INSTRUCTION => Retype the listing that follows, exactly as written.

DATA TO PROCESS =>

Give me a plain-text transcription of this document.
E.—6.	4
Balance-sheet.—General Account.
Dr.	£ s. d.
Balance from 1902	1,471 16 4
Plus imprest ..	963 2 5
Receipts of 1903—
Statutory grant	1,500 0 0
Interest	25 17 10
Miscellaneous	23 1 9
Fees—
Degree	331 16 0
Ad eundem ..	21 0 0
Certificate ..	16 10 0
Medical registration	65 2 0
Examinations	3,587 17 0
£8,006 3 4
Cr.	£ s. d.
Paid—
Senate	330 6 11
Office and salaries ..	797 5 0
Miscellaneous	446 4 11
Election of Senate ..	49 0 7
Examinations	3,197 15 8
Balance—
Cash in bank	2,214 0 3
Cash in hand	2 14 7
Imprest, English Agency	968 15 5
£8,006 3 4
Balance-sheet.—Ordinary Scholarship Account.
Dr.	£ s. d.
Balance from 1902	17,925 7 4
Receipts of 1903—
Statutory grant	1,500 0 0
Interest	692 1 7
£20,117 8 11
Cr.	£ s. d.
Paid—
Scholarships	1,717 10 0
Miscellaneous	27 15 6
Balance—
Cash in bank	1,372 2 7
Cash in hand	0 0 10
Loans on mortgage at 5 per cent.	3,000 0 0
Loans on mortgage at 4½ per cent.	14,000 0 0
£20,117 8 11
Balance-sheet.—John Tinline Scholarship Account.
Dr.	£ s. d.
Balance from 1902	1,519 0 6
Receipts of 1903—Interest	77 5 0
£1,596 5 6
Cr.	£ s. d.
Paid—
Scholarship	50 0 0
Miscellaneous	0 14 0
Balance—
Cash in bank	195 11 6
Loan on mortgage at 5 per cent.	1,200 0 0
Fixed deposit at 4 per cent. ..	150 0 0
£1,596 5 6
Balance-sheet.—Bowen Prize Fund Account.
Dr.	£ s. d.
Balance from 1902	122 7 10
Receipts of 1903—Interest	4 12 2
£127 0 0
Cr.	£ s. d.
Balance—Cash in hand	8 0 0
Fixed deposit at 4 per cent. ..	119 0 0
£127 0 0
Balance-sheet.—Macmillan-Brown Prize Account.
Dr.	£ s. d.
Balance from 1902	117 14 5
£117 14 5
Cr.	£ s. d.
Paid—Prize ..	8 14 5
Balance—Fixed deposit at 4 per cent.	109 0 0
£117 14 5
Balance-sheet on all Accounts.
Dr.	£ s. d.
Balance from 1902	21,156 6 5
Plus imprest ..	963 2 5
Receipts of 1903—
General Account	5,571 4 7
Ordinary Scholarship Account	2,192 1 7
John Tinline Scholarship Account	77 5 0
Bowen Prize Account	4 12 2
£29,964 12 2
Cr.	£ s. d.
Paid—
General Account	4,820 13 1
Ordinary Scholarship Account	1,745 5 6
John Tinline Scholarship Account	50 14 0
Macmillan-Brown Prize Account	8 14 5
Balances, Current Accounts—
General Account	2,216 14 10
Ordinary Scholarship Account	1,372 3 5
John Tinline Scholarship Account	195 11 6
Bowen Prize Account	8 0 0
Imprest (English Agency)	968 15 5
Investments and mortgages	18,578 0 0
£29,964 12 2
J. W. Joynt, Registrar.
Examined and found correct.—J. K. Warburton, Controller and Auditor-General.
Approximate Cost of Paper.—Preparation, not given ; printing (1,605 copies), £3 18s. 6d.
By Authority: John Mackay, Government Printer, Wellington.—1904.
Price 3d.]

TASK RESPONSE =>
Give me a plain-text transcription of this document.
E.—6.	4
Balance-sheet.—General Account.
Dr.	£ s. d.
Balance from 1902	1,471 16 4
Plus imprest ..	963 2 5
Receipts of 1903—
Statutory grant	1,500 0 0
Interest	25 17 10
Miscellaneous	23 1 9
Fees—
Degree	331 16 0
Ad eundem ..	21 0 0
Certificate ..	16 10 0
Medical registration	65 2 0
Examinations	3,587 17 0
£8,006 3 4
Cr.	£ s. d.
Paid—
Senate	330 6 11
Office and salaries ..	797 5 0
Miscellaneous	446 4 11
Election of Senate ..	49 0 7
Examinations	3,197 15 8
Balance—
Cash in bank	2,214 0 3
Cash in hand	2 14 7
Imprest, English Agency	968 15 5
£8,006 3 4
Balance-sheet.—Ordinary Scholarship Account.
Dr.	£ s. d.
Balance from 1902	17,925 7 4
Receipts of 1903—
Statutory grant	1,500 0 0
Interest	692 1 7
£20,117 8 11
Cr.	£ s. d.
Paid—
Scholarships	1,717 10 0
Miscellaneous	27 15 6
Balance—
Cash in bank	1,372 2 7
Cash in hand	0 0 10
Loans on mortgage at 5 per cent.	3,000 0 0
Loans on mortgage at 4½ per cent.	14,000 0 0
£20,117 8 11
Balance-sheet.—John Tinline Scholarship Account.
Dr.	£ s. d.
Balance from 1902	1,519 0 6
Receipts of 1903—Interest	77 5 0
£1,596 5 6
Cr.	£ s. d.
Paid—
Scholarship	50 0 0
Miscellaneous	0 14 0
Balance—
Cash in bank	195 11 6
Loan on mortgage at 5 per cent.	1,200 0 0
Fixed deposit at 4 per cent. ..	150 0 0
£1,596 5 6
Balance-sheet.—Bowen Prize Fund Account.
Dr.	£ s. d.
Balance from 1902	122 7 10
Receipts of 1903—Interest	4 12 2
£127 0 0
Cr.	£ s. d.
Balance—Cash in hand	8 0 0
Fixed deposit at 4 per cent. ..	119 0 0
£127 0 0
Balance-sheet.—Macmillan-Brown Prize Account.
Dr.	£ s. d.
Balance from 1902	117 14 5
£117 14 5
Cr.	£ s. d.
Paid—Prize ..	8 14 5
Balance—Fixed deposit at 4 per cent.	109 0 0
£117 14 5
Balance-sheet on all Accounts.
Dr.	£ s. d.
Balance from 1902	21,156 6 5
Plus imprest ..	963 2 5
Receipts of 1903—
General Account	5,571 4 7
Ordinary Scholarship Account	2,192 1 7
John Tinline Scholarship Account	77 5 0
Bowen Prize Account	4 12 2
£29,964 12 2
Cr.	£ s. d.
Paid—
General Account	4,820 13 1
Ordinary Scholarship Account	1,745 5 6
John Tinline Scholarship Account	50 14 0
Macmillan-Brown Prize Account	8 14 5
Balances, Current Accounts—
General Account	2,216 14 10
Ordinary Scholarship Account	1,372 3 5
John Tinline Scholarship Account	195 11 6
Bowen Prize Account	8 0 0
Imprest (English Agency)	968 15 5
Investments and mortgages	18,578 0 0
£29,964 12 2
J. W. Joynt, Registrar.
Examined and found correct.—J. K. Warburton, Controller and Auditor-General.
Approximate Cost of Paper.—Preparation, not given ; printing (1,605 copies), £3 18s. 6d.
By Authority: John Mackay, Government Printer, Wellington.—1904.
Price 3d.]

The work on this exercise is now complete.